##### Entries shown

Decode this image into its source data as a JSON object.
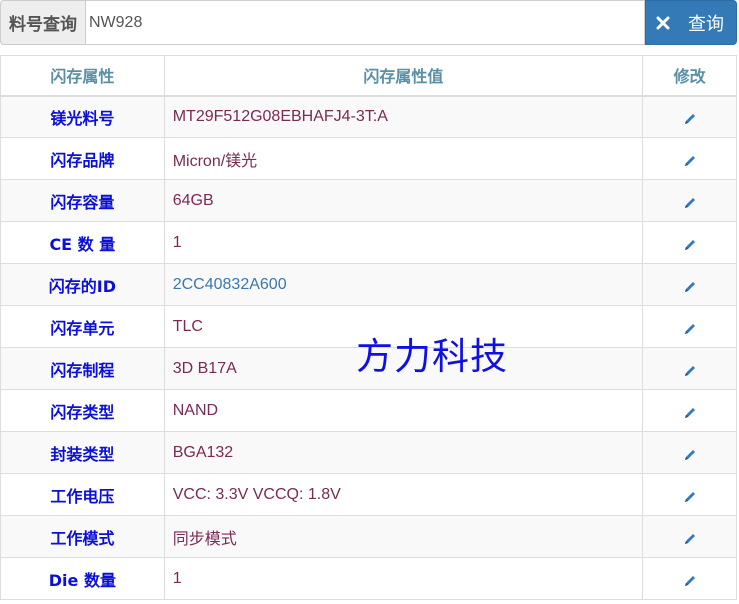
{
  "search": {
    "label": "料号查询",
    "value": "NW928",
    "button_label": "查询",
    "button_icon": "close-icon"
  },
  "table": {
    "headers": [
      "闪存属性",
      "闪存属性值",
      "修改"
    ],
    "rows": [
      {
        "name": "镁光料号",
        "value": "MT29F512G08EBHAFJ4-3T:A"
      },
      {
        "name": "闪存品牌",
        "value": "Micron/镁光"
      },
      {
        "name": "闪存容量",
        "value": "64GB"
      },
      {
        "name": "CE 数 量",
        "value": "1"
      },
      {
        "name": "闪存的ID",
        "value": "2CC40832A600"
      },
      {
        "name": "闪存单元",
        "value": "TLC"
      },
      {
        "name": "闪存制程",
        "value": "3D B17A"
      },
      {
        "name": "闪存类型",
        "value": "NAND"
      },
      {
        "name": "封装类型",
        "value": "BGA132"
      },
      {
        "name": "工作电压",
        "value": "VCC: 3.3V VCCQ: 1.8V"
      },
      {
        "name": "工作模式",
        "value": "同步模式"
      },
      {
        "name": "Die 数量",
        "value": "1"
      }
    ],
    "edit_icon": "pencil-icon"
  },
  "watermark": "方力科技",
  "colors": {
    "accent": "#337ab7",
    "header_text": "#5b8fa8",
    "name_text": "#0a10d6",
    "value_text": "#7a2a55",
    "link_text": "#3a78b0"
  }
}
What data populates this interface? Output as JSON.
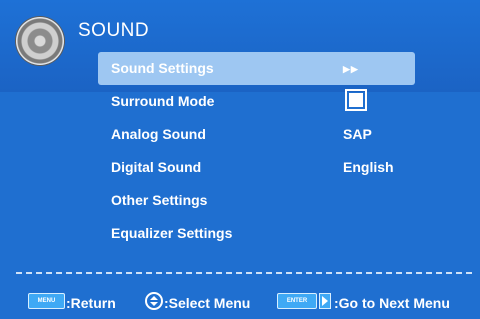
{
  "header": {
    "title": "SOUND"
  },
  "menu": {
    "items": [
      {
        "label": "Sound Settings"
      },
      {
        "label": "Surround Mode"
      },
      {
        "label": "Analog Sound",
        "value": "SAP"
      },
      {
        "label": "Digital Sound",
        "value": "English"
      },
      {
        "label": "Other Settings"
      },
      {
        "label": "Equalizer Settings"
      }
    ]
  },
  "footer": {
    "menu_key": "MENU",
    "return_label": ":Return",
    "select_label": ":Select Menu",
    "enter_key": "ENTER",
    "next_label": ":Go to Next Menu"
  },
  "icons": {
    "header": "speaker-icon",
    "submenu": "double-arrow-right-icon",
    "surround_state": "checkbox-checked-icon",
    "select": "up-down-icon",
    "next": "arrow-right-icon"
  },
  "colors": {
    "background": "#1f6fd0",
    "highlight": "#9ec7f2",
    "key": "#3fa9f5"
  }
}
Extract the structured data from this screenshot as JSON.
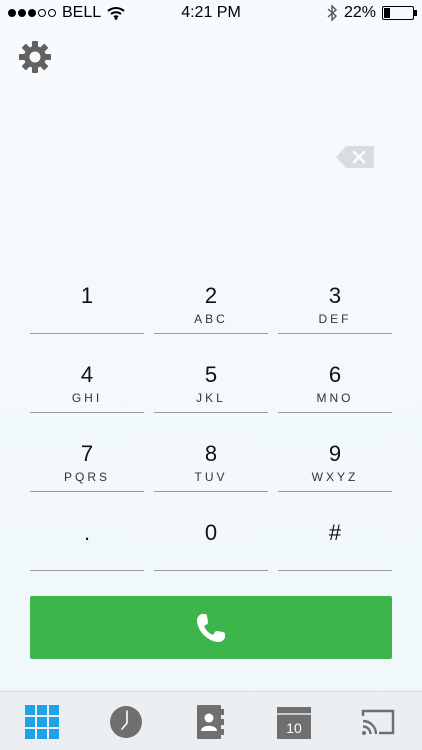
{
  "status_bar": {
    "carrier": "BELL",
    "time": "4:21 PM",
    "battery": "22%",
    "battery_level": 0.22,
    "signal_bars": 3,
    "signal_total": 5
  },
  "icons": {
    "settings": "gear-icon",
    "backspace": "backspace-icon",
    "call": "phone-icon"
  },
  "keypad": {
    "keys": [
      {
        "digit": "1",
        "letters": ""
      },
      {
        "digit": "2",
        "letters": "ABC"
      },
      {
        "digit": "3",
        "letters": "DEF"
      },
      {
        "digit": "4",
        "letters": "GHI"
      },
      {
        "digit": "5",
        "letters": "JKL"
      },
      {
        "digit": "6",
        "letters": "MNO"
      },
      {
        "digit": "7",
        "letters": "PQRS"
      },
      {
        "digit": "8",
        "letters": "TUV"
      },
      {
        "digit": "9",
        "letters": "WXYZ"
      },
      {
        "digit": ".",
        "letters": ""
      },
      {
        "digit": "0",
        "letters": ""
      },
      {
        "digit": "#",
        "letters": ""
      }
    ]
  },
  "tabbar": {
    "calendar_day": "10",
    "tabs": [
      "keypad-icon",
      "clock-icon",
      "contacts-icon",
      "calendar-icon",
      "cast-icon"
    ]
  },
  "colors": {
    "call_green": "#3cb54a",
    "active_tab_blue": "#1ea1e6",
    "icon_gray": "#6f6f6f"
  }
}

##########

* _Task_
Extract, from the listing above, every line where the string "JSON" occurs.

* _Exercise result_
Decode this image into its source data as a JSON object.
What data populates this interface? Output as JSON.
Extract the structured data from this screenshot as JSON.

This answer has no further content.